* start *

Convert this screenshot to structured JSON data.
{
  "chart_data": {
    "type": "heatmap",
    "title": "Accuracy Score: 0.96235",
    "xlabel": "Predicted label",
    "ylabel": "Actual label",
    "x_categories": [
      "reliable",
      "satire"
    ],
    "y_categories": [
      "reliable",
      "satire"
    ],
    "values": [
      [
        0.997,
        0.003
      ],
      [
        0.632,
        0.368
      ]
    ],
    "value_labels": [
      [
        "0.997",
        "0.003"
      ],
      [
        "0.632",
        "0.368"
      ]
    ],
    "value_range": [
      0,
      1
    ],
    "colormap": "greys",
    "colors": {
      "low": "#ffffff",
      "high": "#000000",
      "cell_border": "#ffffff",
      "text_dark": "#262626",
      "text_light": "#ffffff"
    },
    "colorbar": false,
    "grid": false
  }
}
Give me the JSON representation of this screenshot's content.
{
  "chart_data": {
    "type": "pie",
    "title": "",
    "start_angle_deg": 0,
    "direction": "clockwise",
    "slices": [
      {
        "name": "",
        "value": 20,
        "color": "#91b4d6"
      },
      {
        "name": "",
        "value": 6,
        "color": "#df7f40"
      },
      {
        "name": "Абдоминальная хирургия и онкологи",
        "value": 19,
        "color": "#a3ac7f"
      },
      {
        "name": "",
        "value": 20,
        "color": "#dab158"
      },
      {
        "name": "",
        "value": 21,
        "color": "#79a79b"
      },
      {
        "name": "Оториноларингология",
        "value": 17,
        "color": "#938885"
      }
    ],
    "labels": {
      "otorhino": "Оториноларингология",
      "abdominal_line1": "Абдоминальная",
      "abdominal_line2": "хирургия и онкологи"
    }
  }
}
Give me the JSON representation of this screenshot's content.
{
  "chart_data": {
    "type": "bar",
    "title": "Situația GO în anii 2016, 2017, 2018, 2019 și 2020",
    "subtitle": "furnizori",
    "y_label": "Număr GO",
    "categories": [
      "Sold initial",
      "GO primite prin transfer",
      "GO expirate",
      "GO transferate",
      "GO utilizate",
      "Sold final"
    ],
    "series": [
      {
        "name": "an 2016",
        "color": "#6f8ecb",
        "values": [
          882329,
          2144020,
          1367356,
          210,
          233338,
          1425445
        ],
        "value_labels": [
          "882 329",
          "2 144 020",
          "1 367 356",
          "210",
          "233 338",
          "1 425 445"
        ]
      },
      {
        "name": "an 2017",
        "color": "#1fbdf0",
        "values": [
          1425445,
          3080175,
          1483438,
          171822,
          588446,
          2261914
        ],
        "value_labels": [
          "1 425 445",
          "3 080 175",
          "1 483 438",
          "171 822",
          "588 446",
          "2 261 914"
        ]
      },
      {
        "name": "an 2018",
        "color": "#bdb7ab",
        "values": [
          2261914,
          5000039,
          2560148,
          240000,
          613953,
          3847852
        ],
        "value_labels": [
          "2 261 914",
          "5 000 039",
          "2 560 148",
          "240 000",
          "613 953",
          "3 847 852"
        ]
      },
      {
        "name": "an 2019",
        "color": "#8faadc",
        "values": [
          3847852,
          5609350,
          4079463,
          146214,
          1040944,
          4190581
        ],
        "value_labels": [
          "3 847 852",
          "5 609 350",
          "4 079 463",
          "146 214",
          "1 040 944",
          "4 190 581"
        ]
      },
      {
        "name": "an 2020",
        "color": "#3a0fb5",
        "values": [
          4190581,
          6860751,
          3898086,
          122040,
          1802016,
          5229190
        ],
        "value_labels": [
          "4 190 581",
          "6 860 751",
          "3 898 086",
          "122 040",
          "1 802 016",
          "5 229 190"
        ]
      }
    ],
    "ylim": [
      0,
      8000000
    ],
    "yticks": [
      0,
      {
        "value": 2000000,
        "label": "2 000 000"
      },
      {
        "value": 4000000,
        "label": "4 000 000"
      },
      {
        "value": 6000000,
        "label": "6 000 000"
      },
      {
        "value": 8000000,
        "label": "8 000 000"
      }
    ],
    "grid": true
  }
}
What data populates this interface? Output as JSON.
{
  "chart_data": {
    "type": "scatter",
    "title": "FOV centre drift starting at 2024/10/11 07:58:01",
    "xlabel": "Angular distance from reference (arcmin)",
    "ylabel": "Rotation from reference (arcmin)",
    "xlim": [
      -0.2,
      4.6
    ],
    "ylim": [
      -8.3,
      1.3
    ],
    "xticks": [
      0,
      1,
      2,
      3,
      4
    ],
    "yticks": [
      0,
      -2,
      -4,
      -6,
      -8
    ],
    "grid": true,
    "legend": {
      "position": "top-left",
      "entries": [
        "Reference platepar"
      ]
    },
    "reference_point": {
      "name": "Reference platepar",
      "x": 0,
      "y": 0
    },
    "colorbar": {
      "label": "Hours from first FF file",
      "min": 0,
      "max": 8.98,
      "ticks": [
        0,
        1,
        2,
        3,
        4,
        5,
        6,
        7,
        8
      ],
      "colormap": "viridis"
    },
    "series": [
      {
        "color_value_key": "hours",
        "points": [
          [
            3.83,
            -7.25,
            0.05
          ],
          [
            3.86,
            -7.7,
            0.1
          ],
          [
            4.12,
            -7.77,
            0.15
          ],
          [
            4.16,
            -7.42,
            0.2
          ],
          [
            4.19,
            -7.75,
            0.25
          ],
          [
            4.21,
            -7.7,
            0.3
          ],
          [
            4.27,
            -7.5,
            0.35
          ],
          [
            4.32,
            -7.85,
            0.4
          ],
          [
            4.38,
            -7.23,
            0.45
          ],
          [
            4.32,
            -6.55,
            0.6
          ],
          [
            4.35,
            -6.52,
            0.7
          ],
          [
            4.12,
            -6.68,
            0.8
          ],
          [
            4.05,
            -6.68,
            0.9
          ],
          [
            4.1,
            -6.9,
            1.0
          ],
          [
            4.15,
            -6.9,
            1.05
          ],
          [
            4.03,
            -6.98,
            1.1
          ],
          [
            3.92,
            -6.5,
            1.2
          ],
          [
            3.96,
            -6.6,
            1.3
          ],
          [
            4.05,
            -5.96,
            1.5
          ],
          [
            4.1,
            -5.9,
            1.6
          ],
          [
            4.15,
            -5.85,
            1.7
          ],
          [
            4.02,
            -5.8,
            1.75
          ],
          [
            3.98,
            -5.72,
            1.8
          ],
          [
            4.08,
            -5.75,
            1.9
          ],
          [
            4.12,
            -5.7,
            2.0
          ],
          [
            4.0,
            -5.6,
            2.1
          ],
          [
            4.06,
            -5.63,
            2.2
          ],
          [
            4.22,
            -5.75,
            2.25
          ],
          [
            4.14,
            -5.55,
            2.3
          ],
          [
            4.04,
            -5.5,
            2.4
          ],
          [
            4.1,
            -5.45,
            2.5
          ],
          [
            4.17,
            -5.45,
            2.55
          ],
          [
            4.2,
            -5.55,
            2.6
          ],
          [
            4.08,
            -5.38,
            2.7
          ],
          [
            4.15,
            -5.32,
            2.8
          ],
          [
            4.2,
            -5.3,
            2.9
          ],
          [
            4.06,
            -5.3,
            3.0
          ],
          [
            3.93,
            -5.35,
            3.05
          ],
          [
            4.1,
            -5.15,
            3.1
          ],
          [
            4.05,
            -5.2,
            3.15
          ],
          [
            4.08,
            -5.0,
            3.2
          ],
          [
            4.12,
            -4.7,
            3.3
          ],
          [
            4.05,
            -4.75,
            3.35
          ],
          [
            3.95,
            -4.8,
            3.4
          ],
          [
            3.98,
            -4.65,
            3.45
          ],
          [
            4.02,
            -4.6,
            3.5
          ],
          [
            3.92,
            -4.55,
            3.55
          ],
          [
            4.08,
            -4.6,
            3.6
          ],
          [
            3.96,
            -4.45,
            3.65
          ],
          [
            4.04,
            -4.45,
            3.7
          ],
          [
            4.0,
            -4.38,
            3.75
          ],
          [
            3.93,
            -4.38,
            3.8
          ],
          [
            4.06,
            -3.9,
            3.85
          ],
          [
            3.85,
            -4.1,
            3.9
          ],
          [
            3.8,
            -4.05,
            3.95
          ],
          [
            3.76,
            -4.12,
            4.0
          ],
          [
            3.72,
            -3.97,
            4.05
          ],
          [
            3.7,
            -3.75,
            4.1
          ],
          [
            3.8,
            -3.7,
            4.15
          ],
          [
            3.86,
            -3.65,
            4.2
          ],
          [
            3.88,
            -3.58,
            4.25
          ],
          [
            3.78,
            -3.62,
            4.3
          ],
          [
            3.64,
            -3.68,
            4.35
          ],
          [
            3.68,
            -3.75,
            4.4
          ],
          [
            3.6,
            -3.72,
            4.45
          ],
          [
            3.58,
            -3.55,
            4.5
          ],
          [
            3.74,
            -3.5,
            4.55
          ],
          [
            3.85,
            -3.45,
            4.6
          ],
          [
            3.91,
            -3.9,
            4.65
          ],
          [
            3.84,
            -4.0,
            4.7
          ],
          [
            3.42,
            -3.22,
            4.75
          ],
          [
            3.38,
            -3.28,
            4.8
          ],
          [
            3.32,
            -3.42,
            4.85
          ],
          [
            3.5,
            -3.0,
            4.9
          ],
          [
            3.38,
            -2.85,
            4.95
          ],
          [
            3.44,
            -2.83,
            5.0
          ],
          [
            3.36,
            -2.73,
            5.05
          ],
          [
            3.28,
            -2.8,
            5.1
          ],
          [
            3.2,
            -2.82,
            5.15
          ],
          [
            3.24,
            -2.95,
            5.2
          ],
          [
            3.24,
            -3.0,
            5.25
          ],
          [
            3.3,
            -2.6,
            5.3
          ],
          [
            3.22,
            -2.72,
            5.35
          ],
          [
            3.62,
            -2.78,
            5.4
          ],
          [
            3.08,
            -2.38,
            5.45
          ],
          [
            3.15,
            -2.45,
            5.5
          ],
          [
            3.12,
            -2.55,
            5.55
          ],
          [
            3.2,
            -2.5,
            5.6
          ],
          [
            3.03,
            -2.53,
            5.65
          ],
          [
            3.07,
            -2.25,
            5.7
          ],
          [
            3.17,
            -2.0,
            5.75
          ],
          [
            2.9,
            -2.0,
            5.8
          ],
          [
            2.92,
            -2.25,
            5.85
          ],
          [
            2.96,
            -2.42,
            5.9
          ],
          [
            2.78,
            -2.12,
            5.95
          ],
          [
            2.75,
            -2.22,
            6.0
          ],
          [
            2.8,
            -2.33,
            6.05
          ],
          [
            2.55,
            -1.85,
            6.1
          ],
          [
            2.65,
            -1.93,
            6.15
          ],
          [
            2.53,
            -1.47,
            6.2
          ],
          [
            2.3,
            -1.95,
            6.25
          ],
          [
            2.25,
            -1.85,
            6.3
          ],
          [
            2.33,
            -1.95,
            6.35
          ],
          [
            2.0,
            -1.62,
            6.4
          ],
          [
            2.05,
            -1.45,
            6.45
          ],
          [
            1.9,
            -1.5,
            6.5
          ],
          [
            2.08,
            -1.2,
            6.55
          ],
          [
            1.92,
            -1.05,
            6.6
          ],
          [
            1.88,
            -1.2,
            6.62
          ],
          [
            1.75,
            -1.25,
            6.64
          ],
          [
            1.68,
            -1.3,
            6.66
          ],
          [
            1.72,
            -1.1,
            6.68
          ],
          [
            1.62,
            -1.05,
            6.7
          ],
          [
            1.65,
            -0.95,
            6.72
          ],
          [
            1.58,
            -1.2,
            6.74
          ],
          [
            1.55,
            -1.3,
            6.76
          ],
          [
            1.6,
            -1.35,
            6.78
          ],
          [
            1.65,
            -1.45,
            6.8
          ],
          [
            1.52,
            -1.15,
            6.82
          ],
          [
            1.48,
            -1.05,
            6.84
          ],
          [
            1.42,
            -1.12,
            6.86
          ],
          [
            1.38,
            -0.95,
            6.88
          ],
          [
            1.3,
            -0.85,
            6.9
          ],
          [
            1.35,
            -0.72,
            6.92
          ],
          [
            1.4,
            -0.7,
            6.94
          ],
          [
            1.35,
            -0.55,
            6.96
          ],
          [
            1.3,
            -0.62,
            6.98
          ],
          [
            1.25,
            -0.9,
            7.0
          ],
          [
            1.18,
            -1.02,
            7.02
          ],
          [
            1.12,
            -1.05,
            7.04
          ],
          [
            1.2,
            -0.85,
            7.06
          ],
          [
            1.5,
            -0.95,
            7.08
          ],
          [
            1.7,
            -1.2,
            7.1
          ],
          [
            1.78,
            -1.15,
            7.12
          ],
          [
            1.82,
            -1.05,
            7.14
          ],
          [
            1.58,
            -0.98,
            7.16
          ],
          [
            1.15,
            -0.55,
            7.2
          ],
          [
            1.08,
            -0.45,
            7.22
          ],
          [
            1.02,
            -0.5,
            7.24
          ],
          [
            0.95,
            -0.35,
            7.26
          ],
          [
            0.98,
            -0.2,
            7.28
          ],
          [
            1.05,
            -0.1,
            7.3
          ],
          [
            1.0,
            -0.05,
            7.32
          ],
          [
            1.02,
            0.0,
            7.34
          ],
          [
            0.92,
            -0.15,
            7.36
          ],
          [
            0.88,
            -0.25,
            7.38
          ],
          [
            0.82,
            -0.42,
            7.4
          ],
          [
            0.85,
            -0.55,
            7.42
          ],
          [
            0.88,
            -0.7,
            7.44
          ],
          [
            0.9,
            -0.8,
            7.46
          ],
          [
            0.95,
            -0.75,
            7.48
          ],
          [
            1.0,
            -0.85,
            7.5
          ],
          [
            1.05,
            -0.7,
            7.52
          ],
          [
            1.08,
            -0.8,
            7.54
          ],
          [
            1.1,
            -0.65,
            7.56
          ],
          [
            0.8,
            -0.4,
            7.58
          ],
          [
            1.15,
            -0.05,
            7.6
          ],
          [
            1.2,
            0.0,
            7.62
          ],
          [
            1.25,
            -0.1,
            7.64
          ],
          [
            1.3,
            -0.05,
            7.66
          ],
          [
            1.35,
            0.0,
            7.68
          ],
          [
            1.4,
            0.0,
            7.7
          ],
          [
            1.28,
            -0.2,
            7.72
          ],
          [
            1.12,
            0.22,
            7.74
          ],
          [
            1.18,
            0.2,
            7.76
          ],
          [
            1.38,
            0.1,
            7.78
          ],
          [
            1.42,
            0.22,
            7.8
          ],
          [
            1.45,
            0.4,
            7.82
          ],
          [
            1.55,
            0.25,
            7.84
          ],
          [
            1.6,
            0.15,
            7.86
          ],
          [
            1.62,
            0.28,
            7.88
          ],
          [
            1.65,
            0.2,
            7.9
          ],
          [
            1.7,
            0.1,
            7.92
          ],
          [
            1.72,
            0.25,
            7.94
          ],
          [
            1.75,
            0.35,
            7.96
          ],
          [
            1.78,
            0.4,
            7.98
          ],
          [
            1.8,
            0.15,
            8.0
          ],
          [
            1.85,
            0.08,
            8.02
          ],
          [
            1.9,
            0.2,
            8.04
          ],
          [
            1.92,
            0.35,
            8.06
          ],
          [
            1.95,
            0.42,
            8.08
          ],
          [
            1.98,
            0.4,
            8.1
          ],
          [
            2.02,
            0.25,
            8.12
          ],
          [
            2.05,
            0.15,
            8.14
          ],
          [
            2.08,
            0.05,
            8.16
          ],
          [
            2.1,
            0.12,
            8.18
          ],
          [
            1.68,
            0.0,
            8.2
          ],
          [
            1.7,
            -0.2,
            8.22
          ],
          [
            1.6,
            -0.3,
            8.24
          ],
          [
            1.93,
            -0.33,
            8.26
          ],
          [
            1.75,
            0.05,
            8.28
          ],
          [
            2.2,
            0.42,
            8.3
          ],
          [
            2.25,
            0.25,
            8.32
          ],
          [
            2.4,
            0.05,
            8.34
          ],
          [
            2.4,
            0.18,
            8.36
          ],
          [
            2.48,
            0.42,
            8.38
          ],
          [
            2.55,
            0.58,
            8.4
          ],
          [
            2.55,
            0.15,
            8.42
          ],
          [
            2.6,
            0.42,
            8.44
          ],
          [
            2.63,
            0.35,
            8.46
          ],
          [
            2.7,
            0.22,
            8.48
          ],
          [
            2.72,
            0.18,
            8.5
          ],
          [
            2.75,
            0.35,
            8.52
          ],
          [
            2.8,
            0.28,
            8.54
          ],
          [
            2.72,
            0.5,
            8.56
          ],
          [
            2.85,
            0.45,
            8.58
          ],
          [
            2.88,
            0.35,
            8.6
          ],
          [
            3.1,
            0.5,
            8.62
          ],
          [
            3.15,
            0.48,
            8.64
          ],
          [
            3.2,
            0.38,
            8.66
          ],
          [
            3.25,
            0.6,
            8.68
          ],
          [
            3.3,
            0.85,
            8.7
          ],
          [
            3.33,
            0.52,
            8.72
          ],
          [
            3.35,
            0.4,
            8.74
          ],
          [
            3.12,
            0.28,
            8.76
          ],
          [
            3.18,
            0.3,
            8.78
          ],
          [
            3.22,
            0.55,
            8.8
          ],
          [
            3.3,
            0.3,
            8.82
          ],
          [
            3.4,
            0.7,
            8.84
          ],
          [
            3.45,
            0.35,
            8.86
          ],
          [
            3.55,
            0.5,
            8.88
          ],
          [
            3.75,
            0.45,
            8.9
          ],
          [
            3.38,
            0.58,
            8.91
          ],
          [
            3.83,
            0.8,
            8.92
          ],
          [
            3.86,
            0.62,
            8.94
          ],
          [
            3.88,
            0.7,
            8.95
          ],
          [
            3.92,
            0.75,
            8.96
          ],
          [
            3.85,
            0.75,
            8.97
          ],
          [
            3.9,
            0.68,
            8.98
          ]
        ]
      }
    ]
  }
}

* end *

Short problem =
Of the lines in the records, determine how many contain the word "name", and report that number alone.

Correct response =
12